◆ **Exercise objective**:
For each line of the data below that holds "text", copy the line.

◆ **Stored items**:
+ + +

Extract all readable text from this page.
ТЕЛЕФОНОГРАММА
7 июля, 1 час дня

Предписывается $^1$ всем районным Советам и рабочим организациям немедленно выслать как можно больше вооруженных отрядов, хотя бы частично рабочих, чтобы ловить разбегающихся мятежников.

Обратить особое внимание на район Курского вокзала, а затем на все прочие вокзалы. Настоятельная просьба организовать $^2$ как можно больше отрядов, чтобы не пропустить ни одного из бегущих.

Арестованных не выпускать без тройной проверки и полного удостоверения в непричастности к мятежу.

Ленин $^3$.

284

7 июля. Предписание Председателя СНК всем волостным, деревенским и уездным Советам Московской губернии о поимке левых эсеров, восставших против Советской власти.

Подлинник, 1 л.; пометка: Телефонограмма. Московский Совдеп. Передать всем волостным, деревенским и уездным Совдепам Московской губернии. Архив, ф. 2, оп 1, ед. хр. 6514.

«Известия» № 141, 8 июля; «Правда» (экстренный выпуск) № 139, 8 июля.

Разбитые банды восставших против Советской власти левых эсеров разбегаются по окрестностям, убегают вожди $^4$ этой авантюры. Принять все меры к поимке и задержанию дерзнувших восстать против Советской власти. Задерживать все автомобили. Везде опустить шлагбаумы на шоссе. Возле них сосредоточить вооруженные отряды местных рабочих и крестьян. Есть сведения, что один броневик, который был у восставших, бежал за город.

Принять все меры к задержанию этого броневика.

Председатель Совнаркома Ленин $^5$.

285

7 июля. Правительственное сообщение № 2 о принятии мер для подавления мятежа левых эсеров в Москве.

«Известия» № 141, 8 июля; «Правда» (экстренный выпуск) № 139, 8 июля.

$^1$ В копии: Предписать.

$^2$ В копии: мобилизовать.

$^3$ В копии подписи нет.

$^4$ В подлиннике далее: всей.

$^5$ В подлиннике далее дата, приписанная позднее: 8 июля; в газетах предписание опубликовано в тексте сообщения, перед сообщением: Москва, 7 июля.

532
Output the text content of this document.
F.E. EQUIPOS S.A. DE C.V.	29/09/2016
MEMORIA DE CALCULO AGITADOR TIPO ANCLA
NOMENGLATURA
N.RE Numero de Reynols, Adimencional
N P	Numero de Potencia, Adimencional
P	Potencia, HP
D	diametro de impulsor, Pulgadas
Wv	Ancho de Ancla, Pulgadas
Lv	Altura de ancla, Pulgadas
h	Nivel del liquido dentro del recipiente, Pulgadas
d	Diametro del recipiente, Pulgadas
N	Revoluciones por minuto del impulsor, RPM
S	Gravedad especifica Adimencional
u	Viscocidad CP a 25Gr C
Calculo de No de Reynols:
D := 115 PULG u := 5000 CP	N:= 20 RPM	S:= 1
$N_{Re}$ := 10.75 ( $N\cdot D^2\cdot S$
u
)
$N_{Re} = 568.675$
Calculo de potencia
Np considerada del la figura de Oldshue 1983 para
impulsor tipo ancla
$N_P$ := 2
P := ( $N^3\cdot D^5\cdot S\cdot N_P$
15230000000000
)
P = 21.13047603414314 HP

+ + +

◆ **Complete response**:
Extract all readable text from this page.
Output the text content of this document.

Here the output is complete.